Extracted text:
=======

This is the third in an irregular column about what our readers are watching on the Idiot Box.

On the Tube: Richard Flohil's Recommendations

By Richard Flohil

This is the third in an irregular column about what our readers are watching on the Idiot Box. With Christmas on the horizon, and the plague ongoing, it’s a given we are going to be trapped indoors and part of our routine is going to be spent watching television.


Contributing today is Richard Flohil – ever brimming with colourful stories, often trenchant opinions and an unerring instinct for zeroing in on the nut of what's at hand which is precisely what he does in today's opinion piece.

GLOW — the Gorgeous Ladies of Wrestling. A hilarious, well-written series of about a bunch of women wrestlers and the B-movie producer who creates their late-night cable TV show.  Sounds awful, but it ain’t; well written, perfectly acted, and I have fallen hopelessly in love/lust with Alison Brie who is one of the two female leads.  (Netflix)

=======

Information shown:
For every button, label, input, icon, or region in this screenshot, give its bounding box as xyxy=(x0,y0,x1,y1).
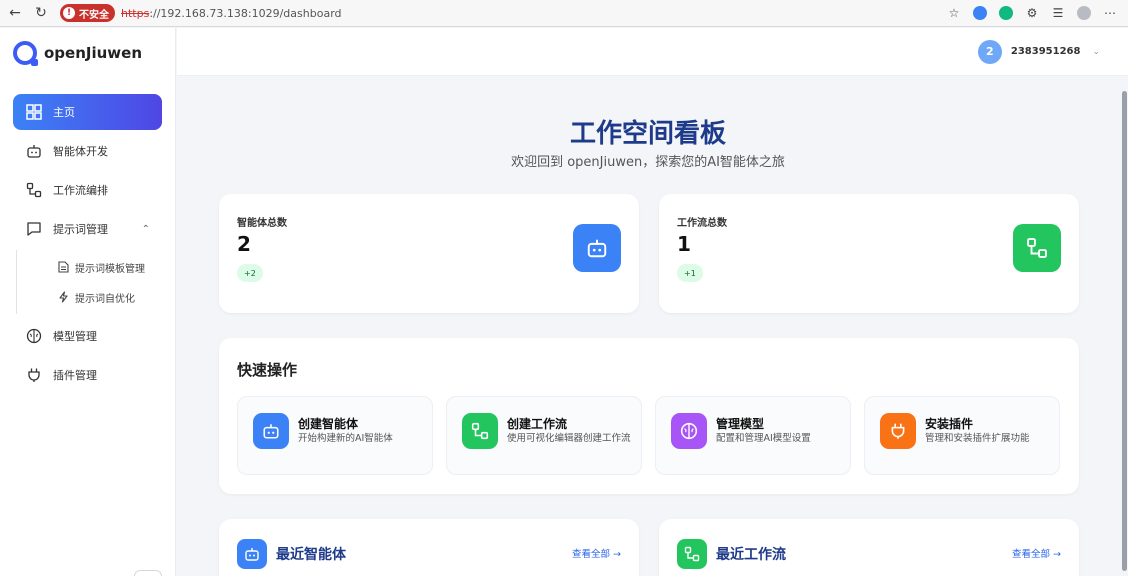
quick-action-name: 安装插件 xyxy=(925,417,974,431)
quick-action-create-workflow[interactable]: 创建工作流 使用可视化编辑器创建工作流 xyxy=(446,396,642,475)
sidebar-subitem-prompt-optimize[interactable]: 提示词自优化 xyxy=(17,282,175,312)
stat-card-workflows: 工作流总数 1 +1 xyxy=(659,194,1079,313)
prompt-submenu: 提示词模板管理 提示词自优化 xyxy=(16,250,175,314)
quick-action-manage-model[interactable]: 管理模型 配置和管理AI模型设置 xyxy=(655,396,851,475)
main-scrollbar[interactable] xyxy=(1120,77,1128,576)
sidebar-item-model-mgmt[interactable]: 模型管理 xyxy=(13,318,162,354)
favorites-icon[interactable]: ☰ xyxy=(1050,5,1066,21)
sidebar-item-agent-dev[interactable]: 智能体开发 xyxy=(13,133,162,169)
brain-icon xyxy=(671,413,707,449)
quick-action-install-plugin[interactable]: 安装插件 管理和安装插件扩展功能 xyxy=(864,396,1060,475)
browser-toolbar: ← ↻ ! 不安全 https://192.168.73.138:1029/da… xyxy=(0,0,1128,27)
logo-icon xyxy=(13,41,38,66)
workflow-icon xyxy=(677,539,707,569)
scrollbar-thumb[interactable] xyxy=(1122,91,1127,571)
puzzle-icon[interactable]: ⚙ xyxy=(1024,5,1040,21)
chat-icon xyxy=(25,220,43,238)
workflow-icon xyxy=(1013,224,1061,272)
app-logo[interactable]: openJiuwen xyxy=(0,28,175,78)
recent-workflows-panel: 最近工作流 查看全部 → xyxy=(659,519,1079,576)
url-scheme: https xyxy=(121,6,150,20)
stat-delta-badge: +1 xyxy=(677,264,703,282)
sidebar: openJiuwen 主页 智能体开发 工作流编排 提示词管理 ⌃ 提示词模板管… xyxy=(0,28,176,576)
robot-icon xyxy=(25,142,43,160)
profile-icon[interactable] xyxy=(1076,5,1092,21)
robot-icon xyxy=(237,539,267,569)
stat-label: 智能体总数 xyxy=(237,218,287,229)
lightning-icon xyxy=(57,291,69,303)
app-name: openJiuwen xyxy=(44,44,143,62)
view-all-workflows-link[interactable]: 查看全部 → xyxy=(1012,546,1061,560)
robot-icon xyxy=(253,413,289,449)
reload-icon[interactable]: ↻ xyxy=(30,2,52,24)
quick-action-desc: 配置和管理AI模型设置 xyxy=(716,433,811,444)
stat-value: 2 xyxy=(237,232,251,256)
quick-action-desc: 使用可视化编辑器创建工作流 xyxy=(507,433,631,444)
quick-actions-panel: 快速操作 创建智能体 开始构建新的AI智能体 创建工作流 使用可视化编辑器创建工… xyxy=(219,338,1079,494)
quick-action-create-agent[interactable]: 创建智能体 开始构建新的AI智能体 xyxy=(237,396,433,475)
avatar[interactable]: 2 xyxy=(977,39,1002,64)
more-icon[interactable]: ⋯ xyxy=(1102,5,1118,21)
grid-icon xyxy=(25,103,43,121)
stat-label: 工作流总数 xyxy=(677,218,727,229)
page-title: 工作空间看板 xyxy=(569,119,726,149)
sidebar-item-label: 主页 xyxy=(53,106,75,119)
sidebar-item-plugin-mgmt[interactable]: 插件管理 xyxy=(13,357,162,393)
sidebar-item-workflow[interactable]: 工作流编排 xyxy=(13,172,162,208)
extension-green-icon[interactable] xyxy=(998,5,1014,21)
document-icon xyxy=(57,261,69,273)
dashboard-main: 工作空间看板 欢迎回到 openJiuwen，探索您的AI智能体之旅 智能体总数… xyxy=(177,77,1117,576)
sidebar-item-label: 模型管理 xyxy=(53,330,97,343)
sidebar-subitem-prompt-template[interactable]: 提示词模板管理 xyxy=(17,252,175,282)
sidebar-item-home[interactable]: 主页 xyxy=(13,94,162,130)
section-title: 最近智能体 xyxy=(276,547,346,563)
warning-shield-icon: ! xyxy=(63,7,75,19)
section-title: 快速操作 xyxy=(237,361,298,379)
workflow-icon xyxy=(25,181,43,199)
brain-icon xyxy=(25,327,43,345)
workflow-icon xyxy=(462,413,498,449)
security-badge[interactable]: ! 不安全 xyxy=(60,4,115,22)
sidebar-item-label: 插件管理 xyxy=(53,369,97,382)
sidebar-item-prompt-mgmt[interactable]: 提示词管理 ⌃ xyxy=(13,211,162,247)
back-icon[interactable]: ← xyxy=(4,2,26,24)
page-subtitle: 欢迎回到 openJiuwen，探索您的AI智能体之旅 xyxy=(511,155,785,170)
security-label: 不安全 xyxy=(79,9,109,21)
sidebar-menu: 主页 智能体开发 工作流编排 提示词管理 ⌃ 提示词模板管理 提示词自优化 模型… xyxy=(0,94,175,393)
sidebar-item-label: 智能体开发 xyxy=(53,145,108,158)
stat-value: 1 xyxy=(677,232,691,256)
address-bar[interactable]: ! 不安全 https://192.168.73.138:1029/dashbo… xyxy=(60,3,946,23)
quick-action-desc: 开始构建新的AI智能体 xyxy=(298,433,393,444)
robot-icon xyxy=(573,224,621,272)
plug-icon xyxy=(25,366,43,384)
quick-action-name: 创建工作流 xyxy=(507,417,568,431)
extension-blue-icon[interactable] xyxy=(972,5,988,21)
section-title: 最近工作流 xyxy=(716,547,786,563)
stat-delta-badge: +2 xyxy=(237,264,263,282)
quick-action-desc: 管理和安装插件扩展功能 xyxy=(925,433,1030,444)
stat-card-agents: 智能体总数 2 +2 xyxy=(219,194,639,313)
username[interactable]: 2383951268 xyxy=(1011,46,1081,57)
sidebar-collapse-handle[interactable] xyxy=(134,570,162,576)
url-text[interactable]: https://192.168.73.138:1029/dashboard xyxy=(121,7,342,20)
sidebar-subitem-label: 提示词模板管理 xyxy=(75,263,145,275)
quick-action-name: 创建智能体 xyxy=(298,417,359,431)
sidebar-item-label: 工作流编排 xyxy=(53,184,108,197)
sidebar-subitem-label: 提示词自优化 xyxy=(75,293,135,305)
recent-agents-panel: 最近智能体 查看全部 → xyxy=(219,519,639,576)
sidebar-item-label: 提示词管理 xyxy=(53,223,108,236)
plug-icon xyxy=(880,413,916,449)
url-rest: ://192.168.73.138:1029/dashboard xyxy=(149,6,342,20)
quick-action-name: 管理模型 xyxy=(716,417,765,431)
chevron-up-icon[interactable]: ⌃ xyxy=(142,224,150,235)
chevron-down-icon[interactable]: ⌄ xyxy=(1092,47,1100,57)
top-header: 2 2383951268 ⌄ xyxy=(177,28,1128,76)
star-icon[interactable]: ☆ xyxy=(946,5,962,21)
view-all-agents-link[interactable]: 查看全部 → xyxy=(572,546,621,560)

=======

Exercise requirements: In the column on TV recommendations, what three things does the introduction credit Richard Flohil with?

Full output:
- colourful stories
- often trenchant opinions
- an unerring instinct for zeroing in on the nut of what's at hand